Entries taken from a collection
────────
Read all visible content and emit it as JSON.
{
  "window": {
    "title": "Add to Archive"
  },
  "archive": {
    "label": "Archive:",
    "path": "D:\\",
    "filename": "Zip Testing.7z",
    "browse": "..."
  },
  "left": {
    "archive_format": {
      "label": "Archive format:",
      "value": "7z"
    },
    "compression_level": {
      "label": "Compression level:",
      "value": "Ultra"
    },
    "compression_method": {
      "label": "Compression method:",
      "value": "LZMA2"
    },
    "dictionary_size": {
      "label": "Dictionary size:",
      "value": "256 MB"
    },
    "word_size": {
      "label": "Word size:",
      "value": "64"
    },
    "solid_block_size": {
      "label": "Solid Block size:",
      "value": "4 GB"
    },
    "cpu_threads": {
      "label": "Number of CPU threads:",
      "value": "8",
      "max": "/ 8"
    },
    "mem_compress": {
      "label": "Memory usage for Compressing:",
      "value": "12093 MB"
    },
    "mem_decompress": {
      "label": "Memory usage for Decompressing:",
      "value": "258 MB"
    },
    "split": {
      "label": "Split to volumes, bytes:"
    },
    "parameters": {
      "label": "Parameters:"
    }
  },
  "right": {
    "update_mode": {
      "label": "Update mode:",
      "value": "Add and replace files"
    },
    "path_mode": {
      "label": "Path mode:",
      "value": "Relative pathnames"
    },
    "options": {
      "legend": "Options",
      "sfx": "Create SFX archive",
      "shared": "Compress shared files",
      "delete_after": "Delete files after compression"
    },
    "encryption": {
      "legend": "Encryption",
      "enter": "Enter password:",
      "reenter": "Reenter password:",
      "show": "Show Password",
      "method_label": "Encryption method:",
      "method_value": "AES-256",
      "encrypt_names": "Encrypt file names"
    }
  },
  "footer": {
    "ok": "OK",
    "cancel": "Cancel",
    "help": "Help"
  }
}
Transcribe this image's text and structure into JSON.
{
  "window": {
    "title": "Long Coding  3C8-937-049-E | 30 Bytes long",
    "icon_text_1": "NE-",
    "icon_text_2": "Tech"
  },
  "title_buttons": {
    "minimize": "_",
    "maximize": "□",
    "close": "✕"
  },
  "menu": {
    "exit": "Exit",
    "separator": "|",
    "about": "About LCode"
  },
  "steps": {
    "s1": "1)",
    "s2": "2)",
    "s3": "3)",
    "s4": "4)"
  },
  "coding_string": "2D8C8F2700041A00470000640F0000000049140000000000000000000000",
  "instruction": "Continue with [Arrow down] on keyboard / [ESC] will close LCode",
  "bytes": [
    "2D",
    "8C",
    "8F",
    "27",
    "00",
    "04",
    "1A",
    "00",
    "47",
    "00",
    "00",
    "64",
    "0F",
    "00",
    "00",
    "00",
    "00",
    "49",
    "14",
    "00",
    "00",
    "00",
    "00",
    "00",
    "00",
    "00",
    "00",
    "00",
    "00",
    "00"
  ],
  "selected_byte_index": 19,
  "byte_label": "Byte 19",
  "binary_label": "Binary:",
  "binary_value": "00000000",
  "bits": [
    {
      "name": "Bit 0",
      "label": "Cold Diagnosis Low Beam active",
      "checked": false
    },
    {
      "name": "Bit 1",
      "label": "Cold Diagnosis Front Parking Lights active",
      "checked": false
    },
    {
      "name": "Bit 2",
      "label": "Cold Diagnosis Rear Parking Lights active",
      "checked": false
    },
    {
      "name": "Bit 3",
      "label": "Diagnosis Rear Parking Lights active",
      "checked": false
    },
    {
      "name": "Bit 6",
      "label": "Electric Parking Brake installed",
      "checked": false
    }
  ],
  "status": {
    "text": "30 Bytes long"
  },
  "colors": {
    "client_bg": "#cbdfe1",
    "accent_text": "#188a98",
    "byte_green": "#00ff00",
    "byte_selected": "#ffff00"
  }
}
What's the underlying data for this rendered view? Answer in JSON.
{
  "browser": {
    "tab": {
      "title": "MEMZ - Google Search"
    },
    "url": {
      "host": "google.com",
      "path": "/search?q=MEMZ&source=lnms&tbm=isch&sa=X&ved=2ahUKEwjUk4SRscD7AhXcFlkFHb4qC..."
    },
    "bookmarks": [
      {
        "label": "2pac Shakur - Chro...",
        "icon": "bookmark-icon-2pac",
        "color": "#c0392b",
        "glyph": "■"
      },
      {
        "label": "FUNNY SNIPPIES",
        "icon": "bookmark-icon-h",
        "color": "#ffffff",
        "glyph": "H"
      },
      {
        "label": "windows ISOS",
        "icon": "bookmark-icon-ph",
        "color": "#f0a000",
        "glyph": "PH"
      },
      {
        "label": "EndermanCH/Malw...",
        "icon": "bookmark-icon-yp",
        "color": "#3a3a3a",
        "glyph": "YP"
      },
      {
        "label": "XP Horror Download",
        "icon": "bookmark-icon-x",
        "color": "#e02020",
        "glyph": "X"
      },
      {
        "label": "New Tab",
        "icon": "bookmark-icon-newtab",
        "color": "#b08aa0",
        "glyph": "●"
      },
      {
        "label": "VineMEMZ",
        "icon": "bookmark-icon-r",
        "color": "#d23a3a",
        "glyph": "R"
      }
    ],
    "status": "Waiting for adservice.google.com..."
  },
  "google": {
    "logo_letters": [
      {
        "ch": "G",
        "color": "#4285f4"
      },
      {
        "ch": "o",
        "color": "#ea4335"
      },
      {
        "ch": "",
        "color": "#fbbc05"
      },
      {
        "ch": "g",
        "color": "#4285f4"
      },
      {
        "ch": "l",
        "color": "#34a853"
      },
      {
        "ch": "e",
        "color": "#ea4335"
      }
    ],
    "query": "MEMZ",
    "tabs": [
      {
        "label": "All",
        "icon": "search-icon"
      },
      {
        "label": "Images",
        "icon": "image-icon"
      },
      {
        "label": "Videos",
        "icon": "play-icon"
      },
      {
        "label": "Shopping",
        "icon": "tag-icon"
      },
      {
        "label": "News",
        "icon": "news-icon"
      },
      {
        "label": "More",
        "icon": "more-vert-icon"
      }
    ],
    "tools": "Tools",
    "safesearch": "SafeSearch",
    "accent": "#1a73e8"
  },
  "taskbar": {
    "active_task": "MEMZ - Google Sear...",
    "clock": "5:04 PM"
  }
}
────────
◆ To do ◆
The records above should be returned exactly.

◆ Response to this exercise ◆
Read all visible content and emit it as JSON.
{
  "window": {
    "title": "Add to Archive"
  },
  "archive": {
    "label": "Archive:",
    "path": "D:\\",
    "filename": "Zip Testing.7z",
    "browse": "..."
  },
  "left": {
    "archive_format": {
      "label": "Archive format:",
      "value": "7z"
    },
    "compression_level": {
      "label": "Compression level:",
      "value": "Ultra"
    },
    "compression_method": {
      "label": "Compression method:",
      "value": "LZMA2"
    },
    "dictionary_size": {
      "label": "Dictionary size:",
      "value": "256 MB"
    },
    "word_size": {
      "label": "Word size:",
      "value": "64"
    },
    "solid_block_size": {
      "label": "Solid Block size:",
      "value": "4 GB"
    },
    "cpu_threads": {
      "label": "Number of CPU threads:",
      "value": "8",
      "max": "/ 8"
    },
    "mem_compress": {
      "label": "Memory usage for Compressing:",
      "value": "12093 MB"
    },
    "mem_decompress": {
      "label": "Memory usage for Decompressing:",
      "value": "258 MB"
    },
    "split": {
      "label": "Split to volumes, bytes:"
    },
    "parameters": {
      "label": "Parameters:"
    }
  },
  "right": {
    "update_mode": {
      "label": "Update mode:",
      "value": "Add and replace files"
    },
    "path_mode": {
      "label": "Path mode:",
      "value": "Relative pathnames"
    },
    "options": {
      "legend": "Options",
      "sfx": "Create SFX archive",
      "shared": "Compress shared files",
      "delete_after": "Delete files after compression"
    },
    "encryption": {
      "legend": "Encryption",
      "enter": "Enter password:",
      "reenter": "Reenter password:",
      "show": "Show Password",
      "method_label": "Encryption method:",
      "method_value": "AES-256",
      "encrypt_names": "Encrypt file names"
    }
  },
  "footer": {
    "ok": "OK",
    "cancel": "Cancel",
    "help": "Help"
  }
}
Transcribe this image's text and structure into JSON.
{
  "window": {
    "title": "Long Coding  3C8-937-049-E | 30 Bytes long",
    "icon_text_1": "NE-",
    "icon_text_2": "Tech"
  },
  "title_buttons": {
    "minimize": "_",
    "maximize": "□",
    "close": "✕"
  },
  "menu": {
    "exit": "Exit",
    "separator": "|",
    "about": "About LCode"
  },
  "steps": {
    "s1": "1)",
    "s2": "2)",
    "s3": "3)",
    "s4": "4)"
  },
  "coding_string": "2D8C8F2700041A00470000640F0000000049140000000000000000000000",
  "instruction": "Continue with [Arrow down] on keyboard / [ESC] will close LCode",
  "bytes": [
    "2D",
    "8C",
    "8F",
    "27",
    "00",
    "04",
    "1A",
    "00",
    "47",
    "00",
    "00",
    "64",
    "0F",
    "00",
    "00",
    "00",
    "00",
    "49",
    "14",
    "00",
    "00",
    "00",
    "00",
    "00",
    "00",
    "00",
    "00",
    "00",
    "00",
    "00"
  ],
  "selected_byte_index": 19,
  "byte_label": "Byte 19",
  "binary_label": "Binary:",
  "binary_value": "00000000",
  "bits": [
    {
      "name": "Bit 0",
      "label": "Cold Diagnosis Low Beam active",
      "checked": false
    },
    {
      "name": "Bit 1",
      "label": "Cold Diagnosis Front Parking Lights active",
      "checked": false
    },
    {
      "name": "Bit 2",
      "label": "Cold Diagnosis Rear Parking Lights active",
      "checked": false
    },
    {
      "name": "Bit 3",
      "label": "Diagnosis Rear Parking Lights active",
      "checked": false
    },
    {
      "name": "Bit 6",
      "label": "Electric Parking Brake installed",
      "checked": false
    }
  ],
  "status": {
    "text": "30 Bytes long"
  },
  "colors": {
    "client_bg": "#cbdfe1",
    "accent_text": "#188a98",
    "byte_green": "#00ff00",
    "byte_selected": "#ffff00"
  }
}
What's the underlying data for this rendered view? Answer in JSON.
{
  "browser": {
    "tab": {
      "title": "MEMZ - Google Search"
    },
    "url": {
      "host": "google.com",
      "path": "/search?q=MEMZ&source=lnms&tbm=isch&sa=X&ved=2ahUKEwjUk4SRscD7AhXcFlkFHb4qC..."
    },
    "bookmarks": [
      {
        "label": "2pac Shakur - Chro...",
        "icon": "bookmark-icon-2pac",
        "color": "#c0392b",
        "glyph": "■"
      },
      {
        "label": "FUNNY SNIPPIES",
        "icon": "bookmark-icon-h",
        "color": "#ffffff",
        "glyph": "H"
      },
      {
        "label": "windows ISOS",
        "icon": "bookmark-icon-ph",
        "color": "#f0a000",
        "glyph": "PH"
      },
      {
        "label": "EndermanCH/Malw...",
        "icon": "bookmark-icon-yp",
        "color": "#3a3a3a",
        "glyph": "YP"
      },
      {
        "label": "XP Horror Download",
        "icon": "bookmark-icon-x",
        "color": "#e02020",
        "glyph": "X"
      },
      {
        "label": "New Tab",
        "icon": "bookmark-icon-newtab",
        "color": "#b08aa0",
        "glyph": "●"
      },
      {
        "label": "VineMEMZ",
        "icon": "bookmark-icon-r",
        "color": "#d23a3a",
        "glyph": "R"
      }
    ],
    "status": "Waiting for adservice.google.com..."
  },
  "google": {
    "logo_letters": [
      {
        "ch": "G",
        "color": "#4285f4"
      },
      {
        "ch": "o",
        "color": "#ea4335"
      },
      {
        "ch": "",
        "color": "#fbbc05"
      },
      {
        "ch": "g",
        "color": "#4285f4"
      },
      {
        "ch": "l",
        "color": "#34a853"
      },
      {
        "ch": "e",
        "color": "#ea4335"
      }
    ],
    "query": "MEMZ",
    "tabs": [
      {
        "label": "All",
        "icon": "search-icon"
      },
      {
        "label": "Images",
        "icon": "image-icon"
      },
      {
        "label": "Videos",
        "icon": "play-icon"
      },
      {
        "label": "Shopping",
        "icon": "tag-icon"
      },
      {
        "label": "News",
        "icon": "news-icon"
      },
      {
        "label": "More",
        "icon": "more-vert-icon"
      }
    ],
    "tools": "Tools",
    "safesearch": "SafeSearch",
    "accent": "#1a73e8"
  },
  "taskbar": {
    "active_task": "MEMZ - Google Sear...",
    "clock": "5:04 PM"
  }
}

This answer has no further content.